▶ Data lines:
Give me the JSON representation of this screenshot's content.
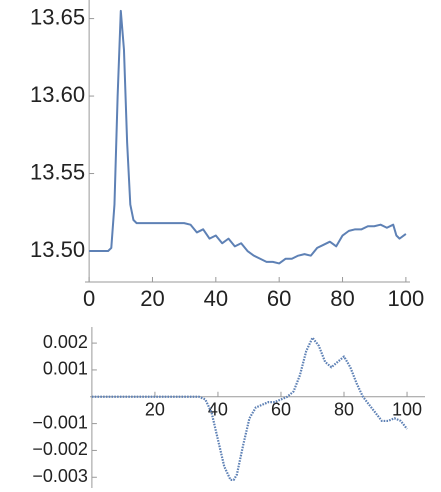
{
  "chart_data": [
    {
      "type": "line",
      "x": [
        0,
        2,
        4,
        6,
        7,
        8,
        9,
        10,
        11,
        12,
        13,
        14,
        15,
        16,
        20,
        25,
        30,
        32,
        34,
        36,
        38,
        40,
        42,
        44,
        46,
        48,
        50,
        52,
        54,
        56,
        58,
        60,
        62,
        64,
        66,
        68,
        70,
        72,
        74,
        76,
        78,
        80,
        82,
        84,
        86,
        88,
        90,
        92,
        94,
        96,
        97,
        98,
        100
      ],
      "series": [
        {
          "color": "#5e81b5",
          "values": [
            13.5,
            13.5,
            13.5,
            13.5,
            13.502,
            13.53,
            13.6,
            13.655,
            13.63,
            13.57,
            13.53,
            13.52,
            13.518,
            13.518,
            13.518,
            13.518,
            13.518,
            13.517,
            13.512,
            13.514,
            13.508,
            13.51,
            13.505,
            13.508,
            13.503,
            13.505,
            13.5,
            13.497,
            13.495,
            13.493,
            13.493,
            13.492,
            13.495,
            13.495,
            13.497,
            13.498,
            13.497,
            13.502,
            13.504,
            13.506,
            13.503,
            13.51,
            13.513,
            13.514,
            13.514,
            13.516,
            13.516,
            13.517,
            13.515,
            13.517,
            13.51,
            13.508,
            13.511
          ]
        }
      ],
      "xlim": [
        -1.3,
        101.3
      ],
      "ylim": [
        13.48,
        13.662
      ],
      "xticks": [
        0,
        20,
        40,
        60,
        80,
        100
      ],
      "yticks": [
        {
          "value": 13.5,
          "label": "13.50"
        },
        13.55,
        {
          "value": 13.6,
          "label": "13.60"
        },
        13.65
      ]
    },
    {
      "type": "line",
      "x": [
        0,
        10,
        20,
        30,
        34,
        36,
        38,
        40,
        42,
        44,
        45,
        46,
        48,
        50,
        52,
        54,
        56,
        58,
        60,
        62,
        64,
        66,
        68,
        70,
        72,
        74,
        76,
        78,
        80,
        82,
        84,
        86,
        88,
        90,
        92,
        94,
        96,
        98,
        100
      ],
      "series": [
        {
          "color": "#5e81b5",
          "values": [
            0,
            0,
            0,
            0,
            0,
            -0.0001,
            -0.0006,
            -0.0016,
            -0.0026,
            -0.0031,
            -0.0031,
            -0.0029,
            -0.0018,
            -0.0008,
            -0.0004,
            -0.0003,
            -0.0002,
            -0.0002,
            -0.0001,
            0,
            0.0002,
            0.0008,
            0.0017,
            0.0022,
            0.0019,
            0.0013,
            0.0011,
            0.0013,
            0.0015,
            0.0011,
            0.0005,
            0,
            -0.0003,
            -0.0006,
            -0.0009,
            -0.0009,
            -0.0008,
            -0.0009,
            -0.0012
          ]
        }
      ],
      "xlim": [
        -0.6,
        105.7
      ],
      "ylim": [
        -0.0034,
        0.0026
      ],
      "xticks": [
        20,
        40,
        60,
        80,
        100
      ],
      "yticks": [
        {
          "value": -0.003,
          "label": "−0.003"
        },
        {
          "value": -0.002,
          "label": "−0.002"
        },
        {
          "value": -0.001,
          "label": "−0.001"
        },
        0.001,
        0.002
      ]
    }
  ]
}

▶ The problem: Of the lines above, how many hold the string "label"? Answer with only the number.

▶ Exercise response: 5